REQUIREMENT: Repeat the material from the line containing "fci-bar xyxy=(607,296,616,324)" through the line containing "fci-bar xyxy=(240,271,249,324)", copying each line exactly.

(Element and region data)
**********
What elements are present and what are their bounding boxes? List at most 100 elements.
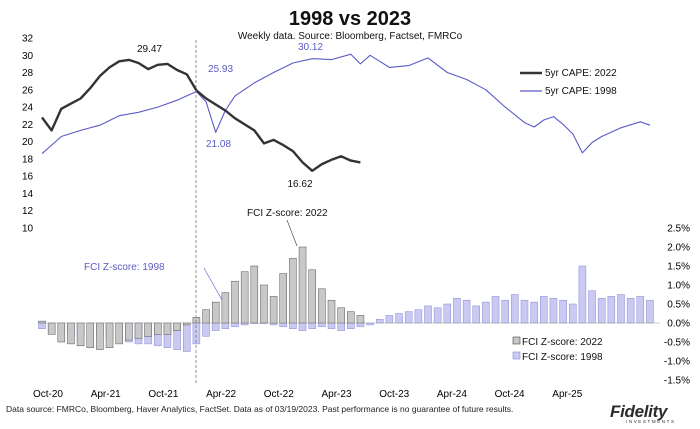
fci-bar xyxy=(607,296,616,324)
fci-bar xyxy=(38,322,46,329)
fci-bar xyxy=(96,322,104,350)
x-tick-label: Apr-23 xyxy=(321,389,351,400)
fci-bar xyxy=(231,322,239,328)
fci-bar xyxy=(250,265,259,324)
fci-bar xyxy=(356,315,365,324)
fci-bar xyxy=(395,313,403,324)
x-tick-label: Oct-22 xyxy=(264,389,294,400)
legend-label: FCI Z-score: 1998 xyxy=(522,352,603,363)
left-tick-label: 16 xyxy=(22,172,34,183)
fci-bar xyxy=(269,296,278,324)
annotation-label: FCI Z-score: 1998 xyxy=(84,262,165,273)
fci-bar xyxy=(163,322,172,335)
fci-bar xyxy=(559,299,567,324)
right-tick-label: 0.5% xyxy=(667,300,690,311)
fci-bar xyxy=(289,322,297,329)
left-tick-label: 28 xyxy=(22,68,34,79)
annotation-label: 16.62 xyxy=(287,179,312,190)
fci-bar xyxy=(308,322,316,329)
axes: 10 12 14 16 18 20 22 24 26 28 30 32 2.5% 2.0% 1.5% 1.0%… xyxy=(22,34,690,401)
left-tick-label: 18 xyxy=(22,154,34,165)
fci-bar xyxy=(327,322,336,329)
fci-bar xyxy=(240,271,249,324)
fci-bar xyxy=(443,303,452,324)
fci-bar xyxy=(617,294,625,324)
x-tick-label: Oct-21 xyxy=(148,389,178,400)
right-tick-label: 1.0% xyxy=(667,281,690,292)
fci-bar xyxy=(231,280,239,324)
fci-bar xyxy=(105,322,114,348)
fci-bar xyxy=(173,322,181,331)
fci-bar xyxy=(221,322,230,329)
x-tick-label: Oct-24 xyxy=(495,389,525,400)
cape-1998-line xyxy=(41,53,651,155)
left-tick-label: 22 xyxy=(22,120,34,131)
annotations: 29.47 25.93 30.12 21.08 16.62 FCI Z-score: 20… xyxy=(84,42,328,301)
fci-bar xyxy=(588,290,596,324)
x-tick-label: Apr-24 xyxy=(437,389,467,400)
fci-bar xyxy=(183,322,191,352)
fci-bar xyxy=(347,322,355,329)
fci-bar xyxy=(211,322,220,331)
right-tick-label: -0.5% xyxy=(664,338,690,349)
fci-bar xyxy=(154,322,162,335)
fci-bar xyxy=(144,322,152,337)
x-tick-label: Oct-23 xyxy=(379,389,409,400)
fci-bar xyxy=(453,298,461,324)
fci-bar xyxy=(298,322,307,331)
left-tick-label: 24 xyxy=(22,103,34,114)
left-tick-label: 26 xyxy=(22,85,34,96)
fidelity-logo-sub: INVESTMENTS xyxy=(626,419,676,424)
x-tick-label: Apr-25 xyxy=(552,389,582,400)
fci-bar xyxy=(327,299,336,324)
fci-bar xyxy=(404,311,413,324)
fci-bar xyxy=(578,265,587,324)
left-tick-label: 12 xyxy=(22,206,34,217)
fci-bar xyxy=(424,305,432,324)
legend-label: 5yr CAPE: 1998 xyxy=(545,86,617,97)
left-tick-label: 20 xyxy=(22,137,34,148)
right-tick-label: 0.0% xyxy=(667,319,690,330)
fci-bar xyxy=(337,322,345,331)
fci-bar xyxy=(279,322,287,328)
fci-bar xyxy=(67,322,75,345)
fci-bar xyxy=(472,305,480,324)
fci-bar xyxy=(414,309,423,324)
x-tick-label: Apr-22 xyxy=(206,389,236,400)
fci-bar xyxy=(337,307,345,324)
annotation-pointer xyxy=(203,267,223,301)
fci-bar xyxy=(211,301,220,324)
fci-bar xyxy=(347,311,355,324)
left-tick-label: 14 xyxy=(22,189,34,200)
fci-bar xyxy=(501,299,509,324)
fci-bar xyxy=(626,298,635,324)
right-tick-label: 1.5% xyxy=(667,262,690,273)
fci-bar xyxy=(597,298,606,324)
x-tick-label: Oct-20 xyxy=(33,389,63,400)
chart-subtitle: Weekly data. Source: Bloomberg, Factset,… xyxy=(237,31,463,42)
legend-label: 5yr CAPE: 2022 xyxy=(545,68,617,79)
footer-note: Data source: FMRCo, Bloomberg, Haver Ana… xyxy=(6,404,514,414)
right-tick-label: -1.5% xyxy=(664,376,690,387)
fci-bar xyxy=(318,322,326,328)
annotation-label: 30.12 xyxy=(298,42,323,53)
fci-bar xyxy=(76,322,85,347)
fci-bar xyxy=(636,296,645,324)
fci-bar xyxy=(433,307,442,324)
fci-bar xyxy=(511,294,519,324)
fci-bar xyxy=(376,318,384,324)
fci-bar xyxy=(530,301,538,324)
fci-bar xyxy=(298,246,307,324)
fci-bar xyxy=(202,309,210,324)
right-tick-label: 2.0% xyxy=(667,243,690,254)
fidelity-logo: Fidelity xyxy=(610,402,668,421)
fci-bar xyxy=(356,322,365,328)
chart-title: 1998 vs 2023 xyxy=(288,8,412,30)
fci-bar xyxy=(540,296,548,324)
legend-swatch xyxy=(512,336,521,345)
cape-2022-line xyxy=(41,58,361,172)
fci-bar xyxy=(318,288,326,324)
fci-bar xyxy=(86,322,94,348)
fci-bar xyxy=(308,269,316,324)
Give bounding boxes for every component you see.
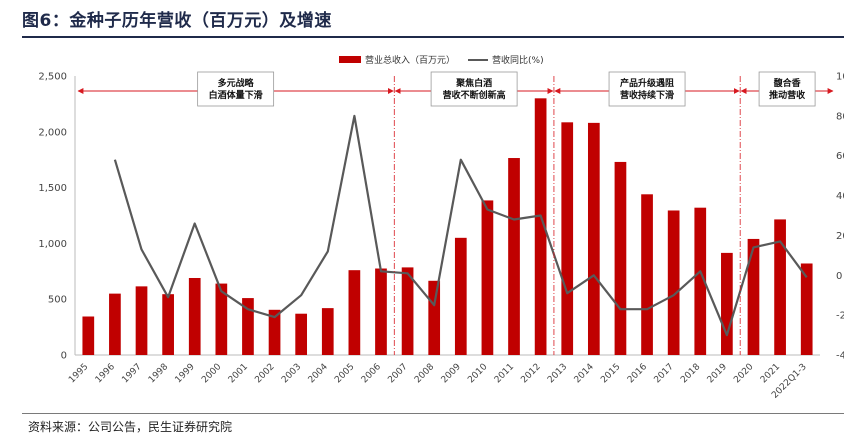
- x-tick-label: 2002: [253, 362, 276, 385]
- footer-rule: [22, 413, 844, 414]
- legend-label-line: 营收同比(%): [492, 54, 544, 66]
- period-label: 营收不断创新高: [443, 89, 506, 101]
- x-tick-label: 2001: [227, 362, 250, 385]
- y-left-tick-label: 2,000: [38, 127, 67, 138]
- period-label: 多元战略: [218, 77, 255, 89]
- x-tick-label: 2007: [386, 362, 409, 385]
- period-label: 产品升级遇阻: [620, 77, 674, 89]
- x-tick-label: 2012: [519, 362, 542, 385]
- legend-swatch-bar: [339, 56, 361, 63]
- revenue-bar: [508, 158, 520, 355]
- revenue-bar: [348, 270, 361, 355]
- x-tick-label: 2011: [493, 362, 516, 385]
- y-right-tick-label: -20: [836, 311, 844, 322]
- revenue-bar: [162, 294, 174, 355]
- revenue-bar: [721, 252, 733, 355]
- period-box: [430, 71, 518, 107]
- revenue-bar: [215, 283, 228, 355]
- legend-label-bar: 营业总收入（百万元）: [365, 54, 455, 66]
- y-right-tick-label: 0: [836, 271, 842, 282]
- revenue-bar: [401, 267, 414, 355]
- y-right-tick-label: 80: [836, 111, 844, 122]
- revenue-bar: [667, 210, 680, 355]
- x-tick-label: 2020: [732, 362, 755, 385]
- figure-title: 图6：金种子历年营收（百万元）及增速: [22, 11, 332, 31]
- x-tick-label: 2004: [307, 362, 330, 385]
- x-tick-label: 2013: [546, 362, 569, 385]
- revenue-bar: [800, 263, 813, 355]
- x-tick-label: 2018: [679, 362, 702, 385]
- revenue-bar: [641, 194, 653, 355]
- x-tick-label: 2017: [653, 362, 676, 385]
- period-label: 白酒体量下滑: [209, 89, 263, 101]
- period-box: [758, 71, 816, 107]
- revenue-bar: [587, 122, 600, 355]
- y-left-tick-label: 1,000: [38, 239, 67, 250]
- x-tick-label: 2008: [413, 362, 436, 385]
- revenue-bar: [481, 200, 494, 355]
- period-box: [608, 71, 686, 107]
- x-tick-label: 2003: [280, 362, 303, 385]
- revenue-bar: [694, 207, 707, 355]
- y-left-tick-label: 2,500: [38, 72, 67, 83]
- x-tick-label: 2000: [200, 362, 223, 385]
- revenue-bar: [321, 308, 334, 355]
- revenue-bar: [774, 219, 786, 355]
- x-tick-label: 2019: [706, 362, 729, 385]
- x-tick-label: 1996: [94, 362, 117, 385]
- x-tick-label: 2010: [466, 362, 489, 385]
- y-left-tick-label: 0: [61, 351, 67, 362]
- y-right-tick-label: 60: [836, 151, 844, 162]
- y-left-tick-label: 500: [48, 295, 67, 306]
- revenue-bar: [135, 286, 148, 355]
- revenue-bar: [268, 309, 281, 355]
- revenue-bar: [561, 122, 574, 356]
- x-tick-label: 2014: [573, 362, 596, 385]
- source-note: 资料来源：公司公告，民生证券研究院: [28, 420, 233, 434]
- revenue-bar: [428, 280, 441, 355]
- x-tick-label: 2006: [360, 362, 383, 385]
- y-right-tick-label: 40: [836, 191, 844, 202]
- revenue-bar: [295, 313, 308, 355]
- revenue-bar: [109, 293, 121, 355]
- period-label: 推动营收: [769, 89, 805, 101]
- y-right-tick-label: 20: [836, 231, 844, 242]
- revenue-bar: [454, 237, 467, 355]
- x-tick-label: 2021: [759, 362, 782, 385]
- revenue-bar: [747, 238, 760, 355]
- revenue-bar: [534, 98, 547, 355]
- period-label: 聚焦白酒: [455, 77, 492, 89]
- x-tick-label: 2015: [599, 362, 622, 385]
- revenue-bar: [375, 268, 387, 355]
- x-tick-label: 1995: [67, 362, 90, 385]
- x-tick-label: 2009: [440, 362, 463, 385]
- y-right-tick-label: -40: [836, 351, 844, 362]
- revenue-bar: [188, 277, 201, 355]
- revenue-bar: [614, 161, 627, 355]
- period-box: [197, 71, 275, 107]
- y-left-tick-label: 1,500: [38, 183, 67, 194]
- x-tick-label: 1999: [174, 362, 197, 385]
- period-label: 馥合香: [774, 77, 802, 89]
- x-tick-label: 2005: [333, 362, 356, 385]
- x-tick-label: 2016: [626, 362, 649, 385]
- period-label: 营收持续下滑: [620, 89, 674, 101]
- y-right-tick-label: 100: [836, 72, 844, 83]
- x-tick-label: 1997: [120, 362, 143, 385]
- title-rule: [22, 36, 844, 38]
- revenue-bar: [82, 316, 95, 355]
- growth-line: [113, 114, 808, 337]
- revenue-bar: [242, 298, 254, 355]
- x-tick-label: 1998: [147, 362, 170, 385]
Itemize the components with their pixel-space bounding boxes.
**********
COMPLETE ANSWER:
fci-bar xyxy=(607,296,616,324)
fci-bar xyxy=(38,322,46,329)
fci-bar xyxy=(96,322,104,350)
x-tick-label: Apr-23 xyxy=(321,389,351,400)
fci-bar xyxy=(231,322,239,328)
fci-bar xyxy=(250,265,259,324)
fci-bar xyxy=(356,315,365,324)
fci-bar xyxy=(395,313,403,324)
x-tick-label: Oct-22 xyxy=(264,389,294,400)
legend-label: FCI Z-score: 1998 xyxy=(522,352,603,363)
left-tick-label: 16 xyxy=(22,172,34,183)
fci-bar xyxy=(269,296,278,324)
annotation-label: FCI Z-score: 1998 xyxy=(84,262,165,273)
fci-bar xyxy=(163,322,172,335)
fci-bar xyxy=(559,299,567,324)
right-tick-label: 0.5% xyxy=(667,300,690,311)
fci-bar xyxy=(289,322,297,329)
left-tick-label: 28 xyxy=(22,68,34,79)
annotation-label: 16.62 xyxy=(287,179,312,190)
fci-bar xyxy=(308,322,316,329)
axes: 10 12 14 16 18 20 22 24 26 28 30 32 2.5% 2.0% 1.5% 1.0%… xyxy=(22,34,690,401)
left-tick-label: 18 xyxy=(22,154,34,165)
fci-bar xyxy=(327,322,336,329)
fci-bar xyxy=(240,271,249,324)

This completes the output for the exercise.